Copy every line of the listing exactly.

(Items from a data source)
════════════════════

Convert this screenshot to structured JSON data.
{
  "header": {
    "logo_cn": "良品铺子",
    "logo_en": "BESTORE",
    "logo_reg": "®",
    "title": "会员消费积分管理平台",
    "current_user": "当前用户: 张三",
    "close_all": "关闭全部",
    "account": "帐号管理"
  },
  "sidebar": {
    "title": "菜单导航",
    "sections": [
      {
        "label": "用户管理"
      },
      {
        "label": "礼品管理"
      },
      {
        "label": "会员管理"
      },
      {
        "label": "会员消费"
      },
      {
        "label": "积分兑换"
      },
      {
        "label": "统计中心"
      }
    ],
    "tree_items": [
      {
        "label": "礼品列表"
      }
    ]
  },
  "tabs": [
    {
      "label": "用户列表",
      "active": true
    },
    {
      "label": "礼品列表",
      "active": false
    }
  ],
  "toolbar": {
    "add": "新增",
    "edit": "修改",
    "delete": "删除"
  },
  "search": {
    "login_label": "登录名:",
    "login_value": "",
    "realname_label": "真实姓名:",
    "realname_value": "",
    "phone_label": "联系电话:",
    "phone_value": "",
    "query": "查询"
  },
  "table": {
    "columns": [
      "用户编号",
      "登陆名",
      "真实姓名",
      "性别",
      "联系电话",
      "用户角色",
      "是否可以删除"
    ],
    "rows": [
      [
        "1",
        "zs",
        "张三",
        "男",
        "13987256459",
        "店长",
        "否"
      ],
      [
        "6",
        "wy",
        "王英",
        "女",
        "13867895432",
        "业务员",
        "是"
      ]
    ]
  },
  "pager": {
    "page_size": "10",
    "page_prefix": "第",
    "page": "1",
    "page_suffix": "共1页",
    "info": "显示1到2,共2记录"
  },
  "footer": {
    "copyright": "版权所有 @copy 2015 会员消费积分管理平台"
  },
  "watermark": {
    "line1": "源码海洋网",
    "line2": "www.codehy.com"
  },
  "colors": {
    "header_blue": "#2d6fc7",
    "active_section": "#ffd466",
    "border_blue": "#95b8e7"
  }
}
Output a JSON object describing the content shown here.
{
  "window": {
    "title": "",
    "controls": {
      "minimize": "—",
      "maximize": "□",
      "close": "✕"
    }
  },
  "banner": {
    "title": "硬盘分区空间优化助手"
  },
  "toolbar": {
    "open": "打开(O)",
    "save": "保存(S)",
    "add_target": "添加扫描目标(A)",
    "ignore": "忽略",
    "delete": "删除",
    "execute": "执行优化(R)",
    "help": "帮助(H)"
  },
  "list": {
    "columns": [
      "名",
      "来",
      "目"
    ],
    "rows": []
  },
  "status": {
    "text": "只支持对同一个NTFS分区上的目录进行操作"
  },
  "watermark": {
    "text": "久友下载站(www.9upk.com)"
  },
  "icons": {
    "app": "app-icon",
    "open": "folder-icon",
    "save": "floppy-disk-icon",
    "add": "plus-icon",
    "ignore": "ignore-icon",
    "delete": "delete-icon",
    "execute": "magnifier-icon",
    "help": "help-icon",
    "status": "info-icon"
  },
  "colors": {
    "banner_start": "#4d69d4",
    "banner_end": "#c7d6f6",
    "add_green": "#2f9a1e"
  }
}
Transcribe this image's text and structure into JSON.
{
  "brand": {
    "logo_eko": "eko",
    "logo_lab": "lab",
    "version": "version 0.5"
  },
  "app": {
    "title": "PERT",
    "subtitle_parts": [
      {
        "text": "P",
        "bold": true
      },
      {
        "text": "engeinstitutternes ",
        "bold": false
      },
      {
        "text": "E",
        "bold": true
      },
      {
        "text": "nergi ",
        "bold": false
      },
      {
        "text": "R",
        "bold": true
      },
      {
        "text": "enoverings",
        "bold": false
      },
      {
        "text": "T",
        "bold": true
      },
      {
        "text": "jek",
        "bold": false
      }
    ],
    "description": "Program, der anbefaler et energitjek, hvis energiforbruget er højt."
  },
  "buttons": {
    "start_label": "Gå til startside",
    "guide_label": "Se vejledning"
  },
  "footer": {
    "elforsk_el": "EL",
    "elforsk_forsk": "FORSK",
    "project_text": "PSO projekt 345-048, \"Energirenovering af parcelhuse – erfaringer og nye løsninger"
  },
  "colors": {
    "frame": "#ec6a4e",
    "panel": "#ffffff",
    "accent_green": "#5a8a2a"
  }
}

════════════════════

▸ **CORRECT RESPONSE**
Convert this screenshot to structured JSON data.
{
  "header": {
    "logo_cn": "良品铺子",
    "logo_en": "BESTORE",
    "logo_reg": "®",
    "title": "会员消费积分管理平台",
    "current_user": "当前用户: 张三",
    "close_all": "关闭全部",
    "account": "帐号管理"
  },
  "sidebar": {
    "title": "菜单导航",
    "sections": [
      {
        "label": "用户管理"
      },
      {
        "label": "礼品管理"
      },
      {
        "label": "会员管理"
      },
      {
        "label": "会员消费"
      },
      {
        "label": "积分兑换"
      },
      {
        "label": "统计中心"
      }
    ],
    "tree_items": [
      {
        "label": "礼品列表"
      }
    ]
  },
  "tabs": [
    {
      "label": "用户列表",
      "active": true
    },
    {
      "label": "礼品列表",
      "active": false
    }
  ],
  "toolbar": {
    "add": "新增",
    "edit": "修改",
    "delete": "删除"
  },
  "search": {
    "login_label": "登录名:",
    "login_value": "",
    "realname_label": "真实姓名:",
    "realname_value": "",
    "phone_label": "联系电话:",
    "phone_value": "",
    "query": "查询"
  },
  "table": {
    "columns": [
      "用户编号",
      "登陆名",
      "真实姓名",
      "性别",
      "联系电话",
      "用户角色",
      "是否可以删除"
    ],
    "rows": [
      [
        "1",
        "zs",
        "张三",
        "男",
        "13987256459",
        "店长",
        "否"
      ],
      [
        "6",
        "wy",
        "王英",
        "女",
        "13867895432",
        "业务员",
        "是"
      ]
    ]
  },
  "pager": {
    "page_size": "10",
    "page_prefix": "第",
    "page": "1",
    "page_suffix": "共1页",
    "info": "显示1到2,共2记录"
  },
  "footer": {
    "copyright": "版权所有 @copy 2015 会员消费积分管理平台"
  },
  "watermark": {
    "line1": "源码海洋网",
    "line2": "www.codehy.com"
  },
  "colors": {
    "header_blue": "#2d6fc7",
    "active_section": "#ffd466",
    "border_blue": "#95b8e7"
  }
}
Output a JSON object describing the content shown here.
{
  "window": {
    "title": "",
    "controls": {
      "minimize": "—",
      "maximize": "□",
      "close": "✕"
    }
  },
  "banner": {
    "title": "硬盘分区空间优化助手"
  },
  "toolbar": {
    "open": "打开(O)",
    "save": "保存(S)",
    "add_target": "添加扫描目标(A)",
    "ignore": "忽略",
    "delete": "删除",
    "execute": "执行优化(R)",
    "help": "帮助(H)"
  },
  "list": {
    "columns": [
      "名",
      "来",
      "目"
    ],
    "rows": []
  },
  "status": {
    "text": "只支持对同一个NTFS分区上的目录进行操作"
  },
  "watermark": {
    "text": "久友下载站(www.9upk.com)"
  },
  "icons": {
    "app": "app-icon",
    "open": "folder-icon",
    "save": "floppy-disk-icon",
    "add": "plus-icon",
    "ignore": "ignore-icon",
    "delete": "delete-icon",
    "execute": "magnifier-icon",
    "help": "help-icon",
    "status": "info-icon"
  },
  "colors": {
    "banner_start": "#4d69d4",
    "banner_end": "#c7d6f6",
    "add_green": "#2f9a1e"
  }
}
Transcribe this image's text and structure into JSON.
{
  "brand": {
    "logo_eko": "eko",
    "logo_lab": "lab",
    "version": "version 0.5"
  },
  "app": {
    "title": "PERT",
    "subtitle_parts": [
      {
        "text": "P",
        "bold": true
      },
      {
        "text": "engeinstitutternes ",
        "bold": false
      },
      {
        "text": "E",
        "bold": true
      },
      {
        "text": "nergi ",
        "bold": false
      },
      {
        "text": "R",
        "bold": true
      },
      {
        "text": "enoverings",
        "bold": false
      },
      {
        "text": "T",
        "bold": true
      },
      {
        "text": "jek",
        "bold": false
      }
    ],
    "description": "Program, der anbefaler et energitjek, hvis energiforbruget er højt."
  },
  "buttons": {
    "start_label": "Gå til startside",
    "guide_label": "Se vejledning"
  },
  "footer": {
    "elforsk_el": "EL",
    "elforsk_forsk": "FORSK",
    "project_text": "PSO projekt 345-048, \"Energirenovering af parcelhuse – erfaringer og nye løsninger"
  },
  "colors": {
    "frame": "#ec6a4e",
    "panel": "#ffffff",
    "accent_green": "#5a8a2a"
  }
}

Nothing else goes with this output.